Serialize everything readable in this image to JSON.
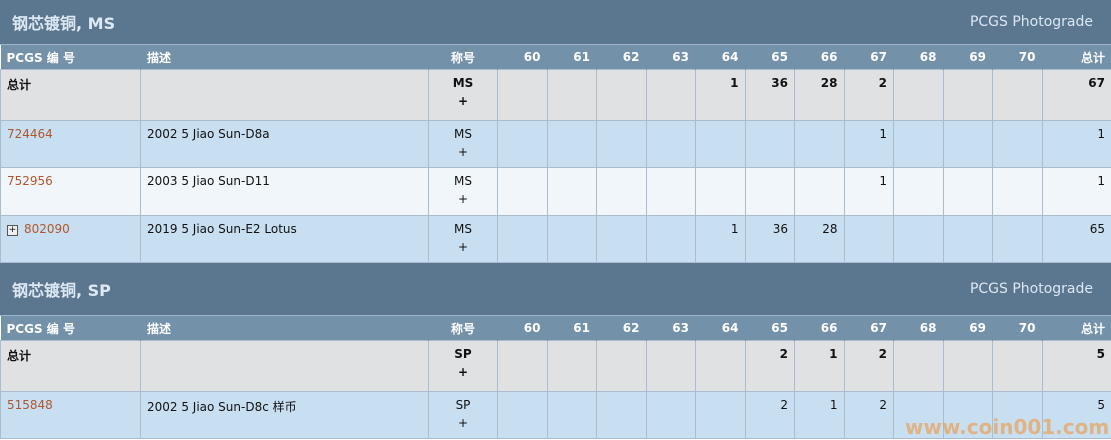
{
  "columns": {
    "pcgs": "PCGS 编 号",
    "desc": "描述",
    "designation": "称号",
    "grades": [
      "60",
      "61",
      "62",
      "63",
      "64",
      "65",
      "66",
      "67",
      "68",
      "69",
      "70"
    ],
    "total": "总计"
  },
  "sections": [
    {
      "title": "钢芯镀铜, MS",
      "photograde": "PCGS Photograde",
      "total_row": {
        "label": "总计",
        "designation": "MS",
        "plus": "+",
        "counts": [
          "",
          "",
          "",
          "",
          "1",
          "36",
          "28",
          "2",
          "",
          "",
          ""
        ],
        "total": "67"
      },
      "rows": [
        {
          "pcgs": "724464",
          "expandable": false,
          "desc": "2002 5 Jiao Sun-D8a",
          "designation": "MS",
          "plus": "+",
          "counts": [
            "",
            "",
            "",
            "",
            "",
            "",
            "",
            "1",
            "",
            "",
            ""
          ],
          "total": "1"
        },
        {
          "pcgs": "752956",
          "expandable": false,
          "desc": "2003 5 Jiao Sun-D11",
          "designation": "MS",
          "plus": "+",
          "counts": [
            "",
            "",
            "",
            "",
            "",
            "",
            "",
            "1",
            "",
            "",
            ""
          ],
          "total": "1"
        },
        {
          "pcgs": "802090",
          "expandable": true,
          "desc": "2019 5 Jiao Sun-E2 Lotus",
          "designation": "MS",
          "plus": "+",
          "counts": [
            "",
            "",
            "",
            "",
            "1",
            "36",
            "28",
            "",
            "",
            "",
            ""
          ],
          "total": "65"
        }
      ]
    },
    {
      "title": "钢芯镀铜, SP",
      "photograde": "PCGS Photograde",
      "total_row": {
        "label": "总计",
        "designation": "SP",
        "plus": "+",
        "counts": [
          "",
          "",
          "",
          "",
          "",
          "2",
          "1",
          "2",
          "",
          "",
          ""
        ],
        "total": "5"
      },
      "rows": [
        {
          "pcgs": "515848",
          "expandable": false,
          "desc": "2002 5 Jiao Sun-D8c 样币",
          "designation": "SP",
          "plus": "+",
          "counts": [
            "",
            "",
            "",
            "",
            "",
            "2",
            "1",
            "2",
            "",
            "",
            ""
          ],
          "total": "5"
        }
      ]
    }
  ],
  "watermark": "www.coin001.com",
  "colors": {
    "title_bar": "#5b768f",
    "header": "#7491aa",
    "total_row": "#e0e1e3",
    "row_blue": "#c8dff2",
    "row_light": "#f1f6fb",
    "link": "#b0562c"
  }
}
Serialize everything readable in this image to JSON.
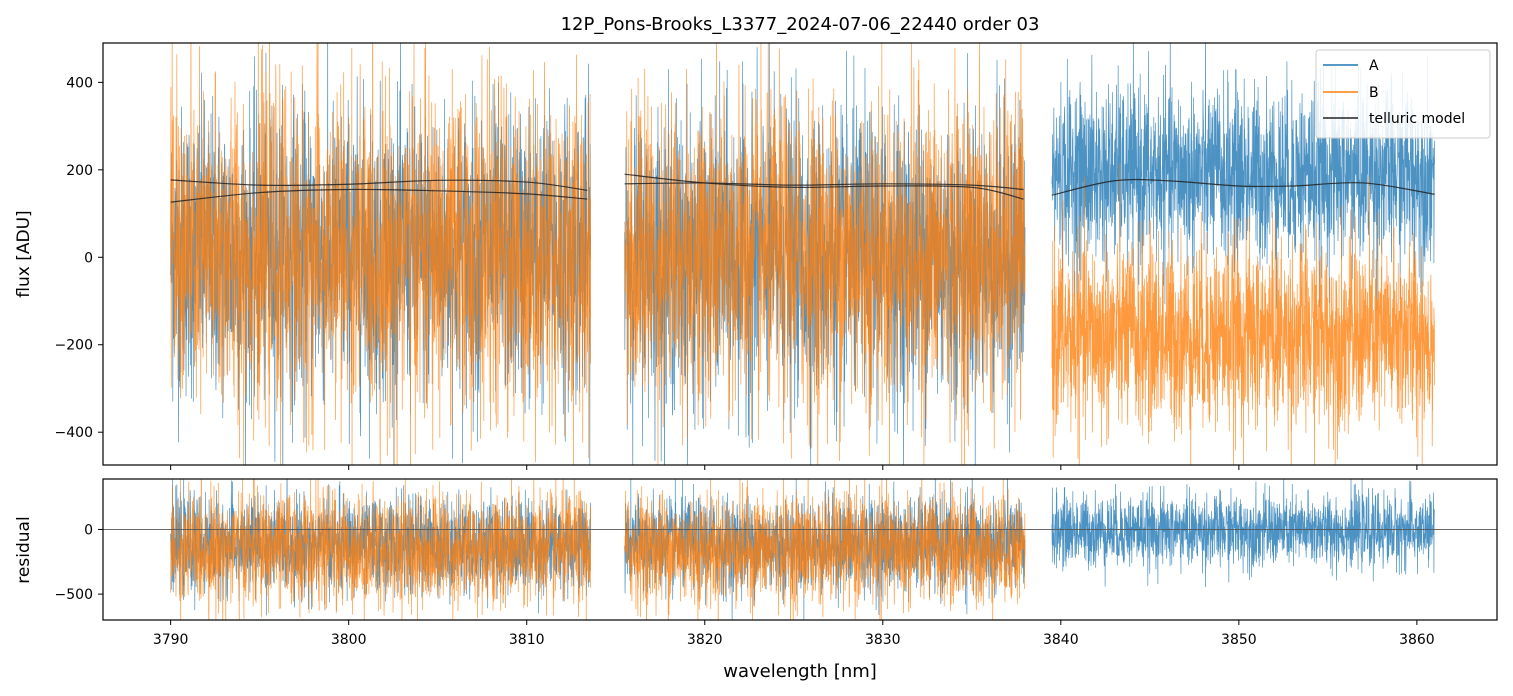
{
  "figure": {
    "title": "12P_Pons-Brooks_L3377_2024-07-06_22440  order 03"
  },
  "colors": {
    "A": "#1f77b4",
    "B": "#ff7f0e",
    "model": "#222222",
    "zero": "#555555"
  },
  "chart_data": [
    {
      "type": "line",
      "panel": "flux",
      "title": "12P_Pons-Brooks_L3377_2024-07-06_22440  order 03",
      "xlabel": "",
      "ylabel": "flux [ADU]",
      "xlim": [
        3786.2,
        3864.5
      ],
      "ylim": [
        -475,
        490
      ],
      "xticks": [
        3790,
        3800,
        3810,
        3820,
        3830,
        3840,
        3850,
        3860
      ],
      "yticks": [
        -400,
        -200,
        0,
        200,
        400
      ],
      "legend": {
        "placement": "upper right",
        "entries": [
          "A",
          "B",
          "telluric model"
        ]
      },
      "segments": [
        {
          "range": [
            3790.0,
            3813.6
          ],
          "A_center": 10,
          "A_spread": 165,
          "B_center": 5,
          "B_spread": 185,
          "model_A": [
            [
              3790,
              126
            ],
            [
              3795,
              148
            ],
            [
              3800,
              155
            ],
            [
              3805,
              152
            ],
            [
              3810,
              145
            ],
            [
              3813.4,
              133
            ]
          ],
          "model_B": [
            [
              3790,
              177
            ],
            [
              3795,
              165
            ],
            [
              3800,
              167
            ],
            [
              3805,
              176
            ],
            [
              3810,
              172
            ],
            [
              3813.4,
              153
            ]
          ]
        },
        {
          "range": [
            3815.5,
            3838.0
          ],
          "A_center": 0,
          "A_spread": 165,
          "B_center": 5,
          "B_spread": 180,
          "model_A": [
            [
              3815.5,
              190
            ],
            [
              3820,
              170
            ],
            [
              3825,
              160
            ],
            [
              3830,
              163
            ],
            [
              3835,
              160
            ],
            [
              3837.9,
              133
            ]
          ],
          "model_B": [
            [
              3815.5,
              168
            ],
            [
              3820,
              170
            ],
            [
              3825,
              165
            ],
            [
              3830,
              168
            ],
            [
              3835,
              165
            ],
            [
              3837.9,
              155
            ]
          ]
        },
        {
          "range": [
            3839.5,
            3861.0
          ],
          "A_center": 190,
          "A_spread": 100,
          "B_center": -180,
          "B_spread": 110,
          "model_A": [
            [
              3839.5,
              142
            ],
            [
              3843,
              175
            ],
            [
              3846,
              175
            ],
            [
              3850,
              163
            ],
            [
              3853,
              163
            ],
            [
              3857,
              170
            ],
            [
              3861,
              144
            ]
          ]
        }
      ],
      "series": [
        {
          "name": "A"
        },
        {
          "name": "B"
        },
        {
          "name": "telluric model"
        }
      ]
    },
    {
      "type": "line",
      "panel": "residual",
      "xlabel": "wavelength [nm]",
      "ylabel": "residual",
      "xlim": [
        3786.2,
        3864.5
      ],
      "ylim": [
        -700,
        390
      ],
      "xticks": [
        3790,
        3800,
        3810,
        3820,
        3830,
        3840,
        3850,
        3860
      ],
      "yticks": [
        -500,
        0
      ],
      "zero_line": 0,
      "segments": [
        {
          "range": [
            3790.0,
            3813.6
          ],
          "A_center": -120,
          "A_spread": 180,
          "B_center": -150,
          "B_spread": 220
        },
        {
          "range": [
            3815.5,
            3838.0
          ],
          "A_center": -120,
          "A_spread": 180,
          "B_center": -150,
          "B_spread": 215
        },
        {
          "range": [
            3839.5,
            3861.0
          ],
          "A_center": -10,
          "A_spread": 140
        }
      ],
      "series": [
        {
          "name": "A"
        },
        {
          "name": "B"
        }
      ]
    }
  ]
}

DESCRIPTION OF THE TASK:
Copy out every line from the material above in which the word "telluric" appears.

SOLUTION BELOW:
          "telluric model"
          "name": "telluric model"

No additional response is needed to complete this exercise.